TASK PROMPT.
List each line of the data that holds the string "duration", please.

►

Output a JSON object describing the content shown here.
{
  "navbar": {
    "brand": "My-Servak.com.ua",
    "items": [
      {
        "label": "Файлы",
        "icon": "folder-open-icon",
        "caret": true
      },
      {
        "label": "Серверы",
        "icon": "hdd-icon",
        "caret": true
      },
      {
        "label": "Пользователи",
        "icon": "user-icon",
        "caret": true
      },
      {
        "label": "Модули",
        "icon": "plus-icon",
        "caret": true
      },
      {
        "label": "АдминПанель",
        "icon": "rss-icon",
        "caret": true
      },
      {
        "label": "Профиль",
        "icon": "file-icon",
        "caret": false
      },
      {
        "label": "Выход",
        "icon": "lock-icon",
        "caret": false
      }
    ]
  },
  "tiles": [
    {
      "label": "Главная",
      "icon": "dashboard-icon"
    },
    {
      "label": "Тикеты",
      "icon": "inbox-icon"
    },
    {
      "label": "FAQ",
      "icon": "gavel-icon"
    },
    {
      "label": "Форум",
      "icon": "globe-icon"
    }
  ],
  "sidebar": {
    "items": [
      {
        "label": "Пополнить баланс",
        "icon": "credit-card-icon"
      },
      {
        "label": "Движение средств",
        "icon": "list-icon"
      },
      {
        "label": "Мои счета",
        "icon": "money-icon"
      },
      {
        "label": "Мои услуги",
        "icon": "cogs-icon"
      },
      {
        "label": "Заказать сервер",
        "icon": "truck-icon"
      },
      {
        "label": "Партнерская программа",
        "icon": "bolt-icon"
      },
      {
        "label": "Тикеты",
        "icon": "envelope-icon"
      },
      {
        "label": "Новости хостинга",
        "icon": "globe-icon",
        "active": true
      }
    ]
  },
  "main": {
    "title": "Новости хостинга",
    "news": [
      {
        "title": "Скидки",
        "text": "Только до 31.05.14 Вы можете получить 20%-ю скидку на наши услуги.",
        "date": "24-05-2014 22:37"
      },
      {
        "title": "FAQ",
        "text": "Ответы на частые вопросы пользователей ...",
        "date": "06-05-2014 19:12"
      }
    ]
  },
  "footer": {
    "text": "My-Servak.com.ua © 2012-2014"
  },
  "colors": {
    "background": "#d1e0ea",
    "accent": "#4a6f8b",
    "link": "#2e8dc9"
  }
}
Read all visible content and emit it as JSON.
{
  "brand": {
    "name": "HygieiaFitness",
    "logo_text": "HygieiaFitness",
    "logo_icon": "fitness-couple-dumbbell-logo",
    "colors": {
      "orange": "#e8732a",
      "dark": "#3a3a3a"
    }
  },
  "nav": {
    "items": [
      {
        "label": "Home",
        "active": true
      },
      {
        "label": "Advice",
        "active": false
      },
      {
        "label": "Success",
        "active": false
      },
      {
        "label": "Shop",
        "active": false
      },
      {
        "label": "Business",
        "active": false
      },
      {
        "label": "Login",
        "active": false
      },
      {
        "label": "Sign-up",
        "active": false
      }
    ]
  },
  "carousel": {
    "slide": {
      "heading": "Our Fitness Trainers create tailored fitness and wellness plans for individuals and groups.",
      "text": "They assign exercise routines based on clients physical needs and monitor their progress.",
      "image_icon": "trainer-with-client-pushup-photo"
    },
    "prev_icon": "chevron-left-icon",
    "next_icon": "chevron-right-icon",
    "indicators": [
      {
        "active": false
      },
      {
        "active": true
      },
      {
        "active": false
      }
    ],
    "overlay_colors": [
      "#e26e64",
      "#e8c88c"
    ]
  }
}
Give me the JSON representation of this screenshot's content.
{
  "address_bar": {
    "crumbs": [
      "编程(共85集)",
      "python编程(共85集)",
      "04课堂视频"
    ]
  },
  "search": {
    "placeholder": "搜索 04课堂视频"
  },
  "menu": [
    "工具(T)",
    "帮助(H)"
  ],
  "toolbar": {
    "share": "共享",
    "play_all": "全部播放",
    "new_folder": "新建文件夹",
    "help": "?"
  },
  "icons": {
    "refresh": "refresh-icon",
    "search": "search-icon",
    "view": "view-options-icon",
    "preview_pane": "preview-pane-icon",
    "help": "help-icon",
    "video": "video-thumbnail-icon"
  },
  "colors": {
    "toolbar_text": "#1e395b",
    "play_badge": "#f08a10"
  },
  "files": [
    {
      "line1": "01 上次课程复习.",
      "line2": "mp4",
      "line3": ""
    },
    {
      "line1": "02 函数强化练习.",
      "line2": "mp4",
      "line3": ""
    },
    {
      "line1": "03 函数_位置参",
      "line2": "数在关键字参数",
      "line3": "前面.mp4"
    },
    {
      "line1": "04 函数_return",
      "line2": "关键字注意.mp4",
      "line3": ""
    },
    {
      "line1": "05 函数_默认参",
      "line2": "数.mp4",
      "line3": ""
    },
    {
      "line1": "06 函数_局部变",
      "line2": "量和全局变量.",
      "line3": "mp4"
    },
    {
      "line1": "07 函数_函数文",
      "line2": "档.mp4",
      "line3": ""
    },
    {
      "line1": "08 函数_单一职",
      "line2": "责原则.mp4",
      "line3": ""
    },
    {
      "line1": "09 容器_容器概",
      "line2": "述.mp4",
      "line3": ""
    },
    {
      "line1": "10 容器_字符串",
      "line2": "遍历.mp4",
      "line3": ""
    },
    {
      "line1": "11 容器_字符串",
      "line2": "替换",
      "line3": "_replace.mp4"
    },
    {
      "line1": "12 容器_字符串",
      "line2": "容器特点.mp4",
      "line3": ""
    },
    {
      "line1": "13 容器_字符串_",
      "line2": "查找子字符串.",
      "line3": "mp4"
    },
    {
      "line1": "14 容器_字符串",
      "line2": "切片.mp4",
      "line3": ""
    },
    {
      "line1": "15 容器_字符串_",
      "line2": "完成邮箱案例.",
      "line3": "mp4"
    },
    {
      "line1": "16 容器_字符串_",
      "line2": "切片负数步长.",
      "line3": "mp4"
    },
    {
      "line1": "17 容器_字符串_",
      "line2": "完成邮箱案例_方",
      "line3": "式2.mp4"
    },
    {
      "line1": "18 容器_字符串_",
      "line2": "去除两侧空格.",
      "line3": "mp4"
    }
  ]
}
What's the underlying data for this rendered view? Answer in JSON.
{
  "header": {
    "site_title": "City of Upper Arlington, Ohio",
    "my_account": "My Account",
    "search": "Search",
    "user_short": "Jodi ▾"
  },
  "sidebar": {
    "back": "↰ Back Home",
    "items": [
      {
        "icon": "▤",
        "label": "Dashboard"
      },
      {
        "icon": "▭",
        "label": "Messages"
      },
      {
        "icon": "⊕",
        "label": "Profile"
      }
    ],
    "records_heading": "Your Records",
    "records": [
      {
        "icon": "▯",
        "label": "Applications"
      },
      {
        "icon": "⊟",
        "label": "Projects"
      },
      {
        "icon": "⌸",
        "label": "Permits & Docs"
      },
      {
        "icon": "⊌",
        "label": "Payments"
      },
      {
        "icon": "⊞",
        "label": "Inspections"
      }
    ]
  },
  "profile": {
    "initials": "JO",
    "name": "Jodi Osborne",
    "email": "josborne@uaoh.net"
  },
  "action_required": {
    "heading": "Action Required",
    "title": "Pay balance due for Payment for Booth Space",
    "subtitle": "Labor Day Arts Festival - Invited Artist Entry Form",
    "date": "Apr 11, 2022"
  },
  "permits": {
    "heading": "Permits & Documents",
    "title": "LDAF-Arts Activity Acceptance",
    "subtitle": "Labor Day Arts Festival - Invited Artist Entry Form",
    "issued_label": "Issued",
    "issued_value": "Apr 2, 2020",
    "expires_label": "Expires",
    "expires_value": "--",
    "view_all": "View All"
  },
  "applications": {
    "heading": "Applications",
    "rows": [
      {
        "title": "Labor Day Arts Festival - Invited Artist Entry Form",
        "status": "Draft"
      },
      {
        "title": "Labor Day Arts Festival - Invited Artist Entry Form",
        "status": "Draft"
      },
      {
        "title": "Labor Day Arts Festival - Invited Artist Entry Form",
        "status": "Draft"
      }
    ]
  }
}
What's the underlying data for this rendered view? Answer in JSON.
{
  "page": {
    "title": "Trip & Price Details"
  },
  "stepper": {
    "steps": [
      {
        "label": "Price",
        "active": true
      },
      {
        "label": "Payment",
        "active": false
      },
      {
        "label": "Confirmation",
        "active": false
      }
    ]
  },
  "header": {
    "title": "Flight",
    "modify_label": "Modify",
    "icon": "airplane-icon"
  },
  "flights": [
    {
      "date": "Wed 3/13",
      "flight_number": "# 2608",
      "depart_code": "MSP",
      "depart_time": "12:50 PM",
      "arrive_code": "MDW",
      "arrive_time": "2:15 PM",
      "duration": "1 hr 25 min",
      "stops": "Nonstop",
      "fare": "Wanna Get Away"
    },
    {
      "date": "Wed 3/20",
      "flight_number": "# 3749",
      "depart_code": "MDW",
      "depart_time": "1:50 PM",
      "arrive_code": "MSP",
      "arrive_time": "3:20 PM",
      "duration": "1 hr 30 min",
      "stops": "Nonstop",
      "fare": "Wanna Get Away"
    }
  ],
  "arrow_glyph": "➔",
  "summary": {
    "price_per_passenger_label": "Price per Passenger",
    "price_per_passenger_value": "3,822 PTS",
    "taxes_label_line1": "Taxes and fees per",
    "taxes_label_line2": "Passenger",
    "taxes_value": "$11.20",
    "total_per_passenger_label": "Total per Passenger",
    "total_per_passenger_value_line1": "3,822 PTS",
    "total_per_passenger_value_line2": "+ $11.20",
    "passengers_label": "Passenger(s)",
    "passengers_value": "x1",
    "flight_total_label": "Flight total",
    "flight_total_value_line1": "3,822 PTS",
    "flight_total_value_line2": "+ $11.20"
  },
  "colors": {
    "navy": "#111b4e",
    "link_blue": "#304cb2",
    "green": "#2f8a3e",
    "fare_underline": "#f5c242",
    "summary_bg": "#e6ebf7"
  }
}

◄

COMPLETE ANSWER.
      "duration": "1 hr 25 min",
      "duration": "1 hr 30 min",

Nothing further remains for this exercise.